Give the entries back exactly, dropping each image.

■ ■ ■ ■ ■

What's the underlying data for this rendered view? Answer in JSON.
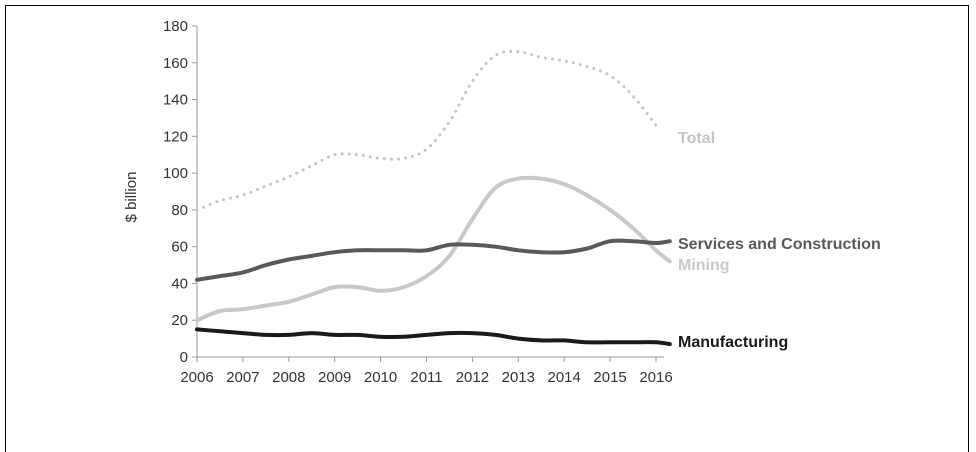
{
  "chart_data": {
    "type": "line",
    "title": "",
    "xlabel": "",
    "ylabel": "$ billion",
    "ylim": [
      0,
      180
    ],
    "yticks": [
      "0",
      "20",
      "40",
      "60",
      "80",
      "100",
      "120",
      "140",
      "160",
      "180"
    ],
    "categories": [
      "2006",
      "2007",
      "2008",
      "2009",
      "2010",
      "2011",
      "2012",
      "2013",
      "2014",
      "2015",
      "2016"
    ],
    "grid": false,
    "legend": "direct-labels-right",
    "series": [
      {
        "name": "Total",
        "style": "dotted",
        "color": "#c4c4c4",
        "x": [
          2006.0,
          2006.5,
          2007.0,
          2007.5,
          2008.0,
          2008.5,
          2009.0,
          2009.5,
          2010.0,
          2010.5,
          2011.0,
          2011.5,
          2012.0,
          2012.5,
          2013.0,
          2013.5,
          2014.0,
          2014.5,
          2015.0,
          2015.5,
          2016.0
        ],
        "values": [
          80,
          85,
          88,
          93,
          98,
          104,
          110,
          110,
          108,
          108,
          113,
          128,
          150,
          164,
          166,
          163,
          161,
          158,
          153,
          142,
          126
        ]
      },
      {
        "name": "Services and Construction",
        "style": "solid",
        "color": "#595959",
        "x": [
          2006.0,
          2006.5,
          2007.0,
          2007.5,
          2008.0,
          2008.5,
          2009.0,
          2009.5,
          2010.0,
          2010.5,
          2011.0,
          2011.5,
          2012.0,
          2012.5,
          2013.0,
          2013.5,
          2014.0,
          2014.5,
          2015.0,
          2015.5,
          2016.0,
          2016.3
        ],
        "values": [
          42,
          44,
          46,
          50,
          53,
          55,
          57,
          58,
          58,
          58,
          58,
          61,
          61,
          60,
          58,
          57,
          57,
          59,
          63,
          63,
          62,
          63
        ]
      },
      {
        "name": "Mining",
        "style": "solid",
        "color": "#c8c8c8",
        "x": [
          2006.0,
          2006.5,
          2007.0,
          2007.5,
          2008.0,
          2008.5,
          2009.0,
          2009.5,
          2010.0,
          2010.5,
          2011.0,
          2011.5,
          2012.0,
          2012.5,
          2013.0,
          2013.5,
          2014.0,
          2014.5,
          2015.0,
          2015.5,
          2016.0,
          2016.3
        ],
        "values": [
          20,
          25,
          26,
          28,
          30,
          34,
          38,
          38,
          36,
          38,
          44,
          55,
          75,
          92,
          97,
          97,
          94,
          88,
          80,
          70,
          58,
          52
        ]
      },
      {
        "name": "Manufacturing",
        "style": "solid",
        "color": "#1a1a1a",
        "x": [
          2006.0,
          2006.5,
          2007.0,
          2007.5,
          2008.0,
          2008.5,
          2009.0,
          2009.5,
          2010.0,
          2010.5,
          2011.0,
          2011.5,
          2012.0,
          2012.5,
          2013.0,
          2013.5,
          2014.0,
          2014.5,
          2015.0,
          2015.5,
          2016.0,
          2016.3
        ],
        "values": [
          15,
          14,
          13,
          12,
          12,
          13,
          12,
          12,
          11,
          11,
          12,
          13,
          13,
          12,
          10,
          9,
          9,
          8,
          8,
          8,
          8,
          7
        ]
      }
    ]
  }
}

■ ■ ■ ■ ■

◆ Reply to the exercise ◆
What's the underlying data for this rendered view? Answer in JSON.
{
  "chart_data": {
    "type": "line",
    "title": "",
    "xlabel": "",
    "ylabel": "$ billion",
    "ylim": [
      0,
      180
    ],
    "yticks": [
      "0",
      "20",
      "40",
      "60",
      "80",
      "100",
      "120",
      "140",
      "160",
      "180"
    ],
    "categories": [
      "2006",
      "2007",
      "2008",
      "2009",
      "2010",
      "2011",
      "2012",
      "2013",
      "2014",
      "2015",
      "2016"
    ],
    "grid": false,
    "legend": "direct-labels-right",
    "series": [
      {
        "name": "Total",
        "style": "dotted",
        "color": "#c4c4c4",
        "x": [
          2006.0,
          2006.5,
          2007.0,
          2007.5,
          2008.0,
          2008.5,
          2009.0,
          2009.5,
          2010.0,
          2010.5,
          2011.0,
          2011.5,
          2012.0,
          2012.5,
          2013.0,
          2013.5,
          2014.0,
          2014.5,
          2015.0,
          2015.5,
          2016.0
        ],
        "values": [
          80,
          85,
          88,
          93,
          98,
          104,
          110,
          110,
          108,
          108,
          113,
          128,
          150,
          164,
          166,
          163,
          161,
          158,
          153,
          142,
          126
        ]
      },
      {
        "name": "Services and Construction",
        "style": "solid",
        "color": "#595959",
        "x": [
          2006.0,
          2006.5,
          2007.0,
          2007.5,
          2008.0,
          2008.5,
          2009.0,
          2009.5,
          2010.0,
          2010.5,
          2011.0,
          2011.5,
          2012.0,
          2012.5,
          2013.0,
          2013.5,
          2014.0,
          2014.5,
          2015.0,
          2015.5,
          2016.0,
          2016.3
        ],
        "values": [
          42,
          44,
          46,
          50,
          53,
          55,
          57,
          58,
          58,
          58,
          58,
          61,
          61,
          60,
          58,
          57,
          57,
          59,
          63,
          63,
          62,
          63
        ]
      },
      {
        "name": "Mining",
        "style": "solid",
        "color": "#c8c8c8",
        "x": [
          2006.0,
          2006.5,
          2007.0,
          2007.5,
          2008.0,
          2008.5,
          2009.0,
          2009.5,
          2010.0,
          2010.5,
          2011.0,
          2011.5,
          2012.0,
          2012.5,
          2013.0,
          2013.5,
          2014.0,
          2014.5,
          2015.0,
          2015.5,
          2016.0,
          2016.3
        ],
        "values": [
          20,
          25,
          26,
          28,
          30,
          34,
          38,
          38,
          36,
          38,
          44,
          55,
          75,
          92,
          97,
          97,
          94,
          88,
          80,
          70,
          58,
          52
        ]
      },
      {
        "name": "Manufacturing",
        "style": "solid",
        "color": "#1a1a1a",
        "x": [
          2006.0,
          2006.5,
          2007.0,
          2007.5,
          2008.0,
          2008.5,
          2009.0,
          2009.5,
          2010.0,
          2010.5,
          2011.0,
          2011.5,
          2012.0,
          2012.5,
          2013.0,
          2013.5,
          2014.0,
          2014.5,
          2015.0,
          2015.5,
          2016.0,
          2016.3
        ],
        "values": [
          15,
          14,
          13,
          12,
          12,
          13,
          12,
          12,
          11,
          11,
          12,
          13,
          13,
          12,
          10,
          9,
          9,
          8,
          8,
          8,
          8,
          7
        ]
      }
    ]
  }
}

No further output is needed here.